▶ **Set problem**:
Output nothing but the number of lines that include the word "hint".

▶ **Supplied records**:
╭──

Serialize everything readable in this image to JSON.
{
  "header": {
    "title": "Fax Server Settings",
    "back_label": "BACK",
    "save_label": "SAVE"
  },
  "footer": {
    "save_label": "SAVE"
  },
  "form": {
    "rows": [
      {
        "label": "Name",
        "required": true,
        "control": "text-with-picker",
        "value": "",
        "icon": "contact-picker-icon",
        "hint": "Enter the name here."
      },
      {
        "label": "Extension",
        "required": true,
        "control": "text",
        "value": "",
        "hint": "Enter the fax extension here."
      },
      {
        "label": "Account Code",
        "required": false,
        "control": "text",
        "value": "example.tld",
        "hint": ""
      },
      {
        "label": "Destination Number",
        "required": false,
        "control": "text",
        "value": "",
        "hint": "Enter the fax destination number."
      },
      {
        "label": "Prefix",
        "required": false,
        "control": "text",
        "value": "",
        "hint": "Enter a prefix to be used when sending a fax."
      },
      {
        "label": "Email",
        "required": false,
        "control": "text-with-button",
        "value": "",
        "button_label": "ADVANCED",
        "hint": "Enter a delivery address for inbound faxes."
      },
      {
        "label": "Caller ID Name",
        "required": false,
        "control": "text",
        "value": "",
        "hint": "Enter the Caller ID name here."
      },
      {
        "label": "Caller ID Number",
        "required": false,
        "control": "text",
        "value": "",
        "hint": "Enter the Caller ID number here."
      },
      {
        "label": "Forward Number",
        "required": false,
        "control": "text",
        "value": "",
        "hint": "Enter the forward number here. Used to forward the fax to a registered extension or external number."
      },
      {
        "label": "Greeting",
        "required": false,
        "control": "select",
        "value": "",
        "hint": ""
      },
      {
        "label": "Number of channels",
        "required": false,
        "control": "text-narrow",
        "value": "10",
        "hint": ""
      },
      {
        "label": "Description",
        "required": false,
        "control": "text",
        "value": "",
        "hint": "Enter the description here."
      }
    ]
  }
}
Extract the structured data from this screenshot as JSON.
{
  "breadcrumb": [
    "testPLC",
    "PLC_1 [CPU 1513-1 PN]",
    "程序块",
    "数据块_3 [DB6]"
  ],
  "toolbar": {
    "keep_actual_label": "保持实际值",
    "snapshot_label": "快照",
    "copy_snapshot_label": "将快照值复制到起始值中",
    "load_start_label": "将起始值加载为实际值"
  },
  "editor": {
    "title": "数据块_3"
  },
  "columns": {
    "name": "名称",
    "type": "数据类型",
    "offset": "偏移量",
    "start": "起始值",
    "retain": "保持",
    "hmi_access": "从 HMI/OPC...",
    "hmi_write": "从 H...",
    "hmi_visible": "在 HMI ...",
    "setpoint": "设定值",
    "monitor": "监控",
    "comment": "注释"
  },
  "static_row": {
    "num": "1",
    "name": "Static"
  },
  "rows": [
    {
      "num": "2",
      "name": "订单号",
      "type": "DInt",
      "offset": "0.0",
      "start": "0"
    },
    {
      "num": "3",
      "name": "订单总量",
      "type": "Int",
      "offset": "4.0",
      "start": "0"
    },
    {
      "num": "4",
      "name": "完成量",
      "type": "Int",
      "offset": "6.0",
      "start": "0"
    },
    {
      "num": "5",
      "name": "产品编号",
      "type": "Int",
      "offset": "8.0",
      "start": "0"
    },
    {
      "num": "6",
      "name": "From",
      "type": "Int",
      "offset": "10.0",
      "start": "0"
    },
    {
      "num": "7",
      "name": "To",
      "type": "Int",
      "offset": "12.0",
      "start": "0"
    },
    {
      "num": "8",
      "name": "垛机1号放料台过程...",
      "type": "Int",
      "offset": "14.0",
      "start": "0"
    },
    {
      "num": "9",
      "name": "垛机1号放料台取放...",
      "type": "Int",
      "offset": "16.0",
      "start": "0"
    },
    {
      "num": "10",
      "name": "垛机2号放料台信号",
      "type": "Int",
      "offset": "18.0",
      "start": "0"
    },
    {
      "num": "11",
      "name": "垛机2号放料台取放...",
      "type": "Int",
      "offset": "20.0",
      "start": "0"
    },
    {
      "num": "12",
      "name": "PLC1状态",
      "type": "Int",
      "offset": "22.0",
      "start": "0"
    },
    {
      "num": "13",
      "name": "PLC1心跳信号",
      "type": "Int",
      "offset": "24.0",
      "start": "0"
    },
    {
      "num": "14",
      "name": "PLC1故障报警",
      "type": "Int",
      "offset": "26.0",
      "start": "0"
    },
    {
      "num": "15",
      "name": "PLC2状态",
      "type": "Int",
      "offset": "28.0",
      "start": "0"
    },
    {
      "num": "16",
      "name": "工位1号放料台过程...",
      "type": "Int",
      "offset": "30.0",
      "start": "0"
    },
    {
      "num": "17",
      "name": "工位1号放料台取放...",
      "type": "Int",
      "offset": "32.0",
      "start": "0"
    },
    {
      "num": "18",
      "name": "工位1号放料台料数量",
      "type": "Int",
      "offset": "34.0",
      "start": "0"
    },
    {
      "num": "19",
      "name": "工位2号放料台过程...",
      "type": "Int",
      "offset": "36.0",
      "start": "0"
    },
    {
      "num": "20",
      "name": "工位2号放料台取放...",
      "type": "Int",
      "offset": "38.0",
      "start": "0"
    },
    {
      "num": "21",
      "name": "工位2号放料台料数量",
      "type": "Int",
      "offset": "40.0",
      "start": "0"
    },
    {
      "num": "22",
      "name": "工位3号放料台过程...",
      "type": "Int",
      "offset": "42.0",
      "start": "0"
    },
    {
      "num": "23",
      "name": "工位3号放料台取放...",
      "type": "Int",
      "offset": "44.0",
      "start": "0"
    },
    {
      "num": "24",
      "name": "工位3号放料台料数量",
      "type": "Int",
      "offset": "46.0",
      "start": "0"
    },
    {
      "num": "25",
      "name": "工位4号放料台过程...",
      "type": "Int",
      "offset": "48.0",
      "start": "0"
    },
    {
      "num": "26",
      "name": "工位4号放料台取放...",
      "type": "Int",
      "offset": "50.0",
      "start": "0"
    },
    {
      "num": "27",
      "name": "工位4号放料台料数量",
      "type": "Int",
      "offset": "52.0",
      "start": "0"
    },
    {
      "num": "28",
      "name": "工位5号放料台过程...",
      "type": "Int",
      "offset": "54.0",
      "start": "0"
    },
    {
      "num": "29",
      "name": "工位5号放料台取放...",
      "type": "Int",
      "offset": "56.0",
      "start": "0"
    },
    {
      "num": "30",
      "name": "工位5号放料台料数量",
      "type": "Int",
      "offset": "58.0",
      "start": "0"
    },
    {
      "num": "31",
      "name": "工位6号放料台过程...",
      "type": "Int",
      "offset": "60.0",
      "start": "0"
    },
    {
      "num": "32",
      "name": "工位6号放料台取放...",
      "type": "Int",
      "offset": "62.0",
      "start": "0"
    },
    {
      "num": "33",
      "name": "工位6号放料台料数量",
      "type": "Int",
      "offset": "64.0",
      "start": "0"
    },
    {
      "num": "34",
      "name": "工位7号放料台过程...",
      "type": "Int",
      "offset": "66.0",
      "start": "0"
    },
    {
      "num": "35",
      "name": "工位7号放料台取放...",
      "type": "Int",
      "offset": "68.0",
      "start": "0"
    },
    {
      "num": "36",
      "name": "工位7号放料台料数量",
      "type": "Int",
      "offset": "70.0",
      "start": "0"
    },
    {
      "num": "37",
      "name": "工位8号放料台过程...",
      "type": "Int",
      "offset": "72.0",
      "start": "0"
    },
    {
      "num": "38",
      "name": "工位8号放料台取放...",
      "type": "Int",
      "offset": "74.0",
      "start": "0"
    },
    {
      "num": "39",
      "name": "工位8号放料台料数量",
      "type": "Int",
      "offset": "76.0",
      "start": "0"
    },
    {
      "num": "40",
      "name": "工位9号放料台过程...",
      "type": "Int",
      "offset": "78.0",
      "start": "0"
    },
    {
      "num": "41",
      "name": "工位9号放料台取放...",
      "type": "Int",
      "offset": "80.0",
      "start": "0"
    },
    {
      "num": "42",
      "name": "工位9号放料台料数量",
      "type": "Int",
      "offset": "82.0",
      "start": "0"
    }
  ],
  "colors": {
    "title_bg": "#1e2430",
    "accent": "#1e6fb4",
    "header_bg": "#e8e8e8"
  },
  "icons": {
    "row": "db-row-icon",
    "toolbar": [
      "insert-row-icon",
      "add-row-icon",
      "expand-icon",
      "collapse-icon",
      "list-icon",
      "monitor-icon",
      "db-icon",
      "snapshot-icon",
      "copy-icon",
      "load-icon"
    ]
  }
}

╰──

▶ **Exercise response**:
12